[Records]
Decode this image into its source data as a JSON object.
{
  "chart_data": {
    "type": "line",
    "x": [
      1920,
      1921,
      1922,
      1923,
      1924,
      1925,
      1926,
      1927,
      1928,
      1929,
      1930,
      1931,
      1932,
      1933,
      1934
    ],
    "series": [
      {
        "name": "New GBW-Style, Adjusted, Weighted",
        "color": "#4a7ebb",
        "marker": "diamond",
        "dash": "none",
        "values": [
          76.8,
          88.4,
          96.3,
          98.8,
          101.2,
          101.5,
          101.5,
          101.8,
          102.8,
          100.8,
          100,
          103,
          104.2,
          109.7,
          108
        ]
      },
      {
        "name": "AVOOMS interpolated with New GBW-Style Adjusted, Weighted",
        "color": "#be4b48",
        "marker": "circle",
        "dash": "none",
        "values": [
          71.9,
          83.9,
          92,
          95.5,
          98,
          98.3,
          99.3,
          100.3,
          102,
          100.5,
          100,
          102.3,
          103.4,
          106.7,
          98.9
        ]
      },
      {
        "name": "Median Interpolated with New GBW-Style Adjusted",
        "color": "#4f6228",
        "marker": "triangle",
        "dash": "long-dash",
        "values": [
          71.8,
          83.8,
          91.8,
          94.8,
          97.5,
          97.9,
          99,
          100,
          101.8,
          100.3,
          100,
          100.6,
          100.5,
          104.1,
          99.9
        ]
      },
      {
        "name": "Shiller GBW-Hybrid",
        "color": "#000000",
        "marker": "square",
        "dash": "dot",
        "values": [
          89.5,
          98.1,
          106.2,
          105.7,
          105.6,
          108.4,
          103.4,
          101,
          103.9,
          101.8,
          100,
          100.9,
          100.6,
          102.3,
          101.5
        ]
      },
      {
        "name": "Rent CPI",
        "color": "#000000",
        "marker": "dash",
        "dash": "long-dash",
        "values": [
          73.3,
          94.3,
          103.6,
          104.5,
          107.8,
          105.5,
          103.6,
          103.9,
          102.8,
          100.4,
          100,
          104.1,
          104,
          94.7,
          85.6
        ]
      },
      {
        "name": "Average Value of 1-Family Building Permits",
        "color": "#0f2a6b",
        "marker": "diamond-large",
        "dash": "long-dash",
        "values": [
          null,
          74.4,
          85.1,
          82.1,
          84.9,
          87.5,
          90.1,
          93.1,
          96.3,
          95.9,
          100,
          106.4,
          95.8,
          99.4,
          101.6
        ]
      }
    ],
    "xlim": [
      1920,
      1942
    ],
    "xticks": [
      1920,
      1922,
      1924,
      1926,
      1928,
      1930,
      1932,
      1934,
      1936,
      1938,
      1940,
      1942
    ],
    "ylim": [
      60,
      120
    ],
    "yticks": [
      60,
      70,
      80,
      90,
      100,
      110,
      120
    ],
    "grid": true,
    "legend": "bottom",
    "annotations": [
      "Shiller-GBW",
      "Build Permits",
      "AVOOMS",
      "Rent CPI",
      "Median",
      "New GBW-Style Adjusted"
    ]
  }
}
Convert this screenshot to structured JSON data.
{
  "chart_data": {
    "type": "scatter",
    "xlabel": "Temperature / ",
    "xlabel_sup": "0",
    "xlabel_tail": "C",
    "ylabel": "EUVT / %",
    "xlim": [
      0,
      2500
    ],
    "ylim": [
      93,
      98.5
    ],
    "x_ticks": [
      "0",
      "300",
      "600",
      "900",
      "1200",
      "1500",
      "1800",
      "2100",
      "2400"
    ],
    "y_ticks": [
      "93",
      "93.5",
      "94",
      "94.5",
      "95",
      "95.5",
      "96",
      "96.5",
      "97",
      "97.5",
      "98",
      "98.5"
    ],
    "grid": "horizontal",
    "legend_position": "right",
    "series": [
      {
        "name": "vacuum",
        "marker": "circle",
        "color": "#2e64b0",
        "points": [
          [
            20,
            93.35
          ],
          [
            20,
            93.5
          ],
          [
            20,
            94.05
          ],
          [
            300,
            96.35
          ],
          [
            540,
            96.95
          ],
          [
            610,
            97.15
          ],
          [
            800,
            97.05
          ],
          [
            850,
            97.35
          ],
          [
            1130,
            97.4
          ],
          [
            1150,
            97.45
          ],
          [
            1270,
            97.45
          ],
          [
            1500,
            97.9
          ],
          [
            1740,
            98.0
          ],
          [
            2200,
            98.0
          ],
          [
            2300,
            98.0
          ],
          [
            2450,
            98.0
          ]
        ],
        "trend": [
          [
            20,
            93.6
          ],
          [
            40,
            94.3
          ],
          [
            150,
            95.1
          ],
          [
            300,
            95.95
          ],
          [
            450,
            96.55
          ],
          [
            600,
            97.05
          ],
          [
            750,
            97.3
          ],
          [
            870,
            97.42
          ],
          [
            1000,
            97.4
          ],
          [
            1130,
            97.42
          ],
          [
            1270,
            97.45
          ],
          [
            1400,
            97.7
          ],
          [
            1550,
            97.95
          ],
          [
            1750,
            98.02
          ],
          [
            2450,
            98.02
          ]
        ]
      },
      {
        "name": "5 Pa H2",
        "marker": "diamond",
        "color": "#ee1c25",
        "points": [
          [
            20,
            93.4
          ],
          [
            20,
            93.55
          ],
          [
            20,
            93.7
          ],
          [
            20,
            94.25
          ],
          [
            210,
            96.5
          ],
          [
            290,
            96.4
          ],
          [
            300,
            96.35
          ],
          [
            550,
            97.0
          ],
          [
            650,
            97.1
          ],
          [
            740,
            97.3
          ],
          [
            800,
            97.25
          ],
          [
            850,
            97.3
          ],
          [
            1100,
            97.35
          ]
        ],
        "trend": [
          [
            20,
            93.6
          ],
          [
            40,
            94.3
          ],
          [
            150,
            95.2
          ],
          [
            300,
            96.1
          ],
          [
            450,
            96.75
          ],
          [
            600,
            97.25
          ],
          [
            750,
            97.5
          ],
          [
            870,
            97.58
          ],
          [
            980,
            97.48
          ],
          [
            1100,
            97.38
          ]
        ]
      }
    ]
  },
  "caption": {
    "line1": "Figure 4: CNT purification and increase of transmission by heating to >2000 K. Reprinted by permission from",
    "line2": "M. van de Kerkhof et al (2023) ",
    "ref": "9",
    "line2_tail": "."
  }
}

Written instruction: Count the lines in the entries that hold the word "AVOOMS", and give nothing but the total.

Solution for this task: 2